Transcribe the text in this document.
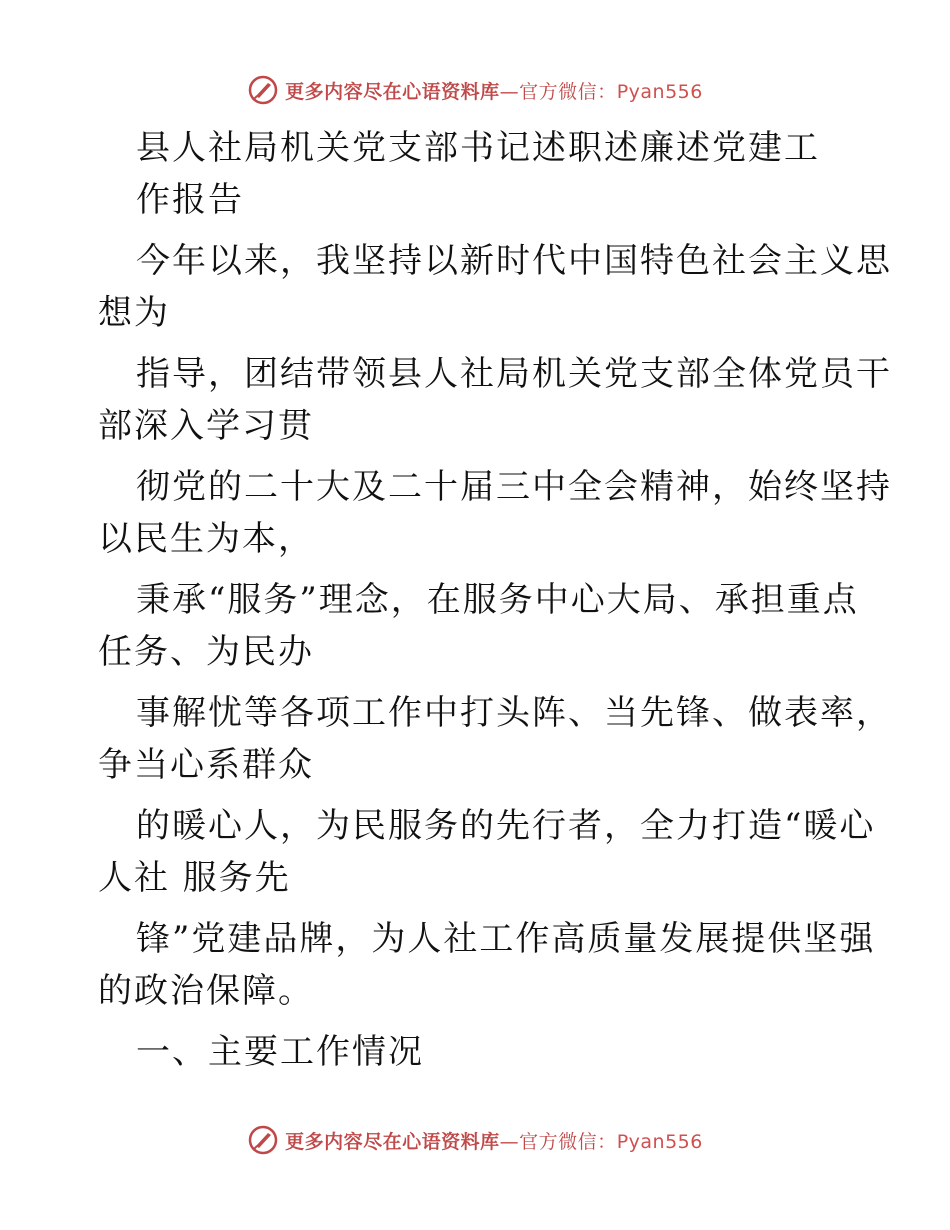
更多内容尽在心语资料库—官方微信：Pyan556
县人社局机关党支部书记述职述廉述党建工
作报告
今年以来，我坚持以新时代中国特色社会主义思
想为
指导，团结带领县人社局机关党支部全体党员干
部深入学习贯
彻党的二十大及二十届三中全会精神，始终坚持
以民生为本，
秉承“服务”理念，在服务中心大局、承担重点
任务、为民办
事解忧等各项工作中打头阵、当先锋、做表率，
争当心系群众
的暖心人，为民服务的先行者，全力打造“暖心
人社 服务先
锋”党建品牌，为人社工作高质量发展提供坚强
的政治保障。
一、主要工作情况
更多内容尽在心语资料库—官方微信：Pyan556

━━━━━━━━━━━━━━━━━━━━━━━━━━━━━━

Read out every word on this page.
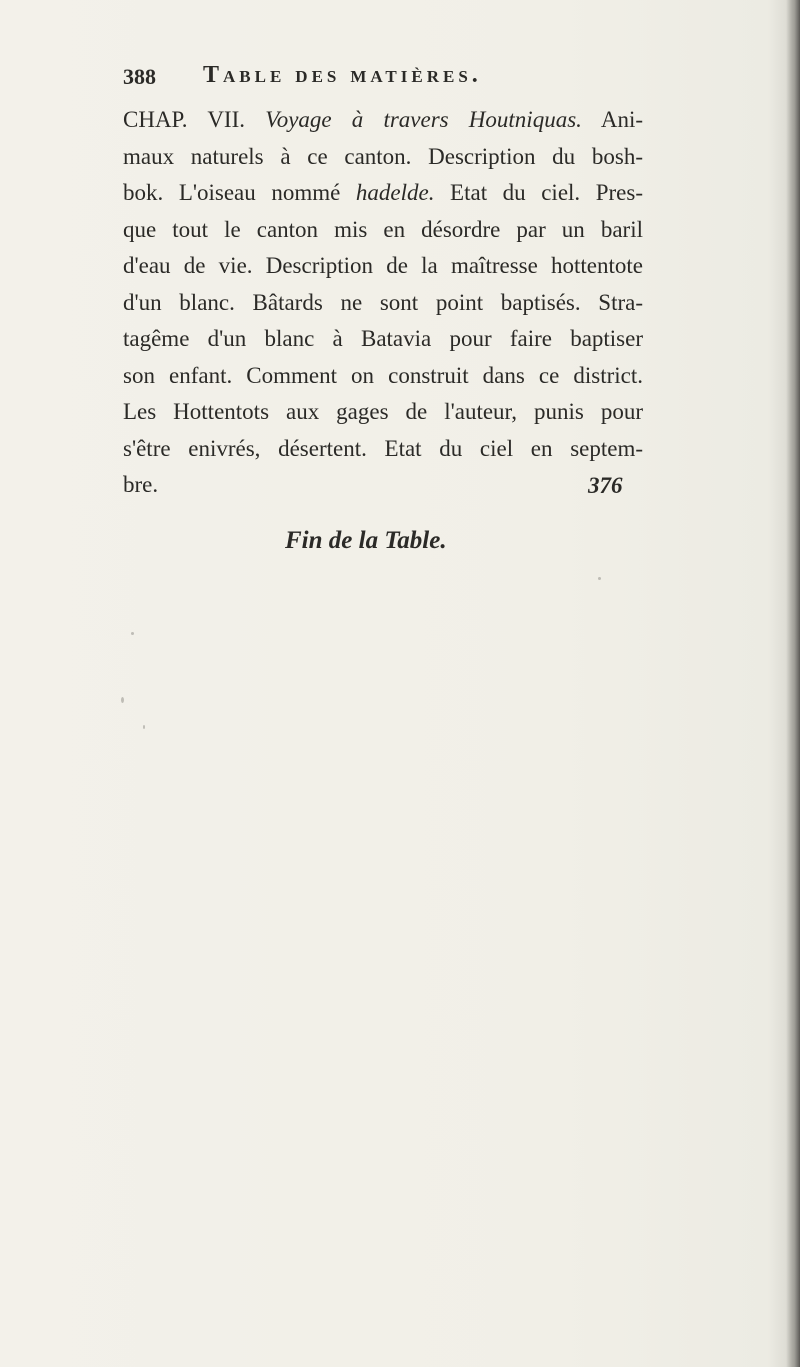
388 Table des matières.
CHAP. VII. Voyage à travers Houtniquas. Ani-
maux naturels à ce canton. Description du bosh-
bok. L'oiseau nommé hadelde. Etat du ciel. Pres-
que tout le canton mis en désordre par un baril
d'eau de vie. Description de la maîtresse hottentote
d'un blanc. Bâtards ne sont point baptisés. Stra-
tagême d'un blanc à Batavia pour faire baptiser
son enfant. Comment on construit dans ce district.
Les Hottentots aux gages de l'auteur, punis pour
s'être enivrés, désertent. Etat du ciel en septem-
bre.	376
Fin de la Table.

━━━━━━━━━━━━━━━━━━━━━━━━━━━━━━

Task to carry out → Select from the material above each line in which the string "ciel" appears, and list those lines.

The completed task →
bok. L'oiseau nommé hadelde. Etat du ciel. Pres-
s'être enivrés, désertent. Etat du ciel en septem-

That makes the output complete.